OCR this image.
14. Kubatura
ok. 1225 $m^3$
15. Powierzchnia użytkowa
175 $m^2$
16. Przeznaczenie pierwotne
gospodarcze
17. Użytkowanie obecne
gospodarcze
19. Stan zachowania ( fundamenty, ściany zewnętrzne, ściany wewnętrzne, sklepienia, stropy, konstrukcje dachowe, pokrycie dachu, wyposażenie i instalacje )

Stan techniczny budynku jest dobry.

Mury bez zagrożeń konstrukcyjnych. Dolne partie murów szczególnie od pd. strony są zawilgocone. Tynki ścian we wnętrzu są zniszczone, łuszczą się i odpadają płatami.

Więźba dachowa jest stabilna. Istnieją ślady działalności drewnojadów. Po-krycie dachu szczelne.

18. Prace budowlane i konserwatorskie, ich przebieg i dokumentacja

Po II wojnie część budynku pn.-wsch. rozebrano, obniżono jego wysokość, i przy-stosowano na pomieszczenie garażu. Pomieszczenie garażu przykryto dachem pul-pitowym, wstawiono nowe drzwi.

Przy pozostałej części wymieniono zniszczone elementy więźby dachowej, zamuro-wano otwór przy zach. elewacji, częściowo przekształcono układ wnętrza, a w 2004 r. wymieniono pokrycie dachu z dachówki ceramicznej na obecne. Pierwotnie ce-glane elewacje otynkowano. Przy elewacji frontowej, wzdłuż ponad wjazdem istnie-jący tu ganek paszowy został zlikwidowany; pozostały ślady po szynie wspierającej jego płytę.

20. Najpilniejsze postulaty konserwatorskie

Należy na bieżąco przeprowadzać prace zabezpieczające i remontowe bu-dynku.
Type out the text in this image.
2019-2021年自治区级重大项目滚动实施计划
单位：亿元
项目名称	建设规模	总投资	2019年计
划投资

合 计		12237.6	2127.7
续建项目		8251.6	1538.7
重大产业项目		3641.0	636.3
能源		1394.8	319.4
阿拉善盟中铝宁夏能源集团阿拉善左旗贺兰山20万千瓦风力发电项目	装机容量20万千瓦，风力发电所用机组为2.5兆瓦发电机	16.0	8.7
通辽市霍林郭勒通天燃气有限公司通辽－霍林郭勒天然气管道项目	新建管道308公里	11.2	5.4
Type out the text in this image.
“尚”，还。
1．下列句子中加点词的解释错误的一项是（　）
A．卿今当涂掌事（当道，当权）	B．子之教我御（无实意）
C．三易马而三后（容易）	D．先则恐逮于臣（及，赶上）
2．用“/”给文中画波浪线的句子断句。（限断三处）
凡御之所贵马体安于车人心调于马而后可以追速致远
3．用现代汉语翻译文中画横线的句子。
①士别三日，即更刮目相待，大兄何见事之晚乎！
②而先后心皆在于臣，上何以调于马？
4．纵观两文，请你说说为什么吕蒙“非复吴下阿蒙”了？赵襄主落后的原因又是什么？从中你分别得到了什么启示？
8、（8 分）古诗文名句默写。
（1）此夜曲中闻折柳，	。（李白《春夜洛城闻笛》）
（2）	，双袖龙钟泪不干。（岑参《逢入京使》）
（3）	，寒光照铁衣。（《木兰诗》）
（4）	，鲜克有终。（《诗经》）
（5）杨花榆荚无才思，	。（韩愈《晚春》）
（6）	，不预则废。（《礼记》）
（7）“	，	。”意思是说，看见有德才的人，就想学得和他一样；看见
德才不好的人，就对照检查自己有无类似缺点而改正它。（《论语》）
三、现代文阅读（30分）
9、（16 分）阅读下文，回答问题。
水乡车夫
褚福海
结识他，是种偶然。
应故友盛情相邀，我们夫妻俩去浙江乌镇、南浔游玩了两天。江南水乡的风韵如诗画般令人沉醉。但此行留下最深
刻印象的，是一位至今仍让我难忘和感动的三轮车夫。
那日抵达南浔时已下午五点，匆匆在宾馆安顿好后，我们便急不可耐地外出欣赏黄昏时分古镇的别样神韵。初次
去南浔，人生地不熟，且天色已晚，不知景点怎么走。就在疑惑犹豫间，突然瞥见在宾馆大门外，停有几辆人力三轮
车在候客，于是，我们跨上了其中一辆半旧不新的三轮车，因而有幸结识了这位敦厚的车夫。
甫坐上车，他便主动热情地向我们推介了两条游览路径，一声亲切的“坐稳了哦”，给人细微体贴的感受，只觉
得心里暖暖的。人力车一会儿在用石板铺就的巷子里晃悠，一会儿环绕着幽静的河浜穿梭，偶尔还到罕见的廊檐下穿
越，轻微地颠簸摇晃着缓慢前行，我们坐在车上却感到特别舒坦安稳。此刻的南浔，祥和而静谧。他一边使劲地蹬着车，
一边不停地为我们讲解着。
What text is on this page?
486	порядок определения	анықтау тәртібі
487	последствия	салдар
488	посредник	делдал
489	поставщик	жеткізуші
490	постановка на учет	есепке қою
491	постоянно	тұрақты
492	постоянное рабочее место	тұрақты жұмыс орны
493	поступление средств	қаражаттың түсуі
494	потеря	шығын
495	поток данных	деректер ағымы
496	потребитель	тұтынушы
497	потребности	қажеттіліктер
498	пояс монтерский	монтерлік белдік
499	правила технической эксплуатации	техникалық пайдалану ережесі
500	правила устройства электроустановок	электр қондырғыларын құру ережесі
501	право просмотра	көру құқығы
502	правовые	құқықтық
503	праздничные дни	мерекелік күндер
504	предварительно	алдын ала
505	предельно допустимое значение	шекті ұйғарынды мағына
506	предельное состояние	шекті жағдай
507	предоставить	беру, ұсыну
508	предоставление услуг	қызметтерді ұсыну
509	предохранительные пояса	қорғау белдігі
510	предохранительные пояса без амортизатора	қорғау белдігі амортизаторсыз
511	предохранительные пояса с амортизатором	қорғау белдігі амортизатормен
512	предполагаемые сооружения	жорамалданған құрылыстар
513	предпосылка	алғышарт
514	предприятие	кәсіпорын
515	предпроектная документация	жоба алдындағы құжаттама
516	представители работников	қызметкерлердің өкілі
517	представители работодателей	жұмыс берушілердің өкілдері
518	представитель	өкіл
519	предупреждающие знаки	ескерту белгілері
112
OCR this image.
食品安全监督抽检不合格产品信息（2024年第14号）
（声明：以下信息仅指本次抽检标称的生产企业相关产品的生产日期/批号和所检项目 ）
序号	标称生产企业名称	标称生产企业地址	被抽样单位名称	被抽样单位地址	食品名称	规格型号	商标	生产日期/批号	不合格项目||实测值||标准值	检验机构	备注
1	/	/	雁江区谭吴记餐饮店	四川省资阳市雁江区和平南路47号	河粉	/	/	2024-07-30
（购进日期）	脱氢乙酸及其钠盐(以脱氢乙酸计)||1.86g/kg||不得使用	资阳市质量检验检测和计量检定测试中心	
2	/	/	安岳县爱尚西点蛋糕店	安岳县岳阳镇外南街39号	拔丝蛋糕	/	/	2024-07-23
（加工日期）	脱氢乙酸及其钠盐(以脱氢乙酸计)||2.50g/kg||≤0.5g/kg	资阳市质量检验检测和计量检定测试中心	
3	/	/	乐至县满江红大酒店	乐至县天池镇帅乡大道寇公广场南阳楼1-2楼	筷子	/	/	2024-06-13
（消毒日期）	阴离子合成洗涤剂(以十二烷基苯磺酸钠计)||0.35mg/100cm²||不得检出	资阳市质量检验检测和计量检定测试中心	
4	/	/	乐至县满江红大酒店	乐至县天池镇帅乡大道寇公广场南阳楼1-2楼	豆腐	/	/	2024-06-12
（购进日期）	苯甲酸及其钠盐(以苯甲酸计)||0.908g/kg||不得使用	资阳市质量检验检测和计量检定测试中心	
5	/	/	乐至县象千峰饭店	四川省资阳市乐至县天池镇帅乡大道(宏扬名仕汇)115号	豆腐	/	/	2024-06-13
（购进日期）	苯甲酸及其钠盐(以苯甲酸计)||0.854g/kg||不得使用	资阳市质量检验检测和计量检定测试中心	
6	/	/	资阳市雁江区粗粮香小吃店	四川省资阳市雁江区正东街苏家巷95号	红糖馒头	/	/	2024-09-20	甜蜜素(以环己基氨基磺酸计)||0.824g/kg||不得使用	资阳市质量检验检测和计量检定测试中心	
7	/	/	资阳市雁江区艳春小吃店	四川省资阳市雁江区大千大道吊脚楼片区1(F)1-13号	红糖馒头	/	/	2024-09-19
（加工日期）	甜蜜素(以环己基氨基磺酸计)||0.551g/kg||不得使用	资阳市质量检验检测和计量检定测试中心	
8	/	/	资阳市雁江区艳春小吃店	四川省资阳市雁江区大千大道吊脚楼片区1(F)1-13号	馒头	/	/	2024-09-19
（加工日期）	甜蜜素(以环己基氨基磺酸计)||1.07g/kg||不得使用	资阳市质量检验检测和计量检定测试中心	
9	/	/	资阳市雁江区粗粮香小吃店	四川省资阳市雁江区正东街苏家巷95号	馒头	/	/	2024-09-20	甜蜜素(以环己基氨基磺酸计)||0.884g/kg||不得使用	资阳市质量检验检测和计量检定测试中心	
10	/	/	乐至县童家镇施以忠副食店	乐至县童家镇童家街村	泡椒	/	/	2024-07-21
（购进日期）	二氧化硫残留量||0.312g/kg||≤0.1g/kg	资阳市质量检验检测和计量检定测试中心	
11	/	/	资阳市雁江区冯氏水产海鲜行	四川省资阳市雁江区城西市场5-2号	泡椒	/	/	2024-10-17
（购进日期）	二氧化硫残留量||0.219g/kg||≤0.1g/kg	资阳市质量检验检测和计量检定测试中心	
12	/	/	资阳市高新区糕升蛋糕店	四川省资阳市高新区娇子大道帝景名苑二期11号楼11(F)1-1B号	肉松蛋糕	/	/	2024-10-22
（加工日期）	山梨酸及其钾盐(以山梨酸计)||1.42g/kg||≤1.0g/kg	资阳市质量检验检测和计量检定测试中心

• _What the task asks_: Look through the material and copy each line that has "белдігі".

• _Written response_:
509	предохранительные пояса	қорғау белдігі
510	предохранительные пояса без амортизатора	қорғау белдігі амортизаторсыз
511	предохранительные пояса с амортизатором	қорғау белдігі амортизатормен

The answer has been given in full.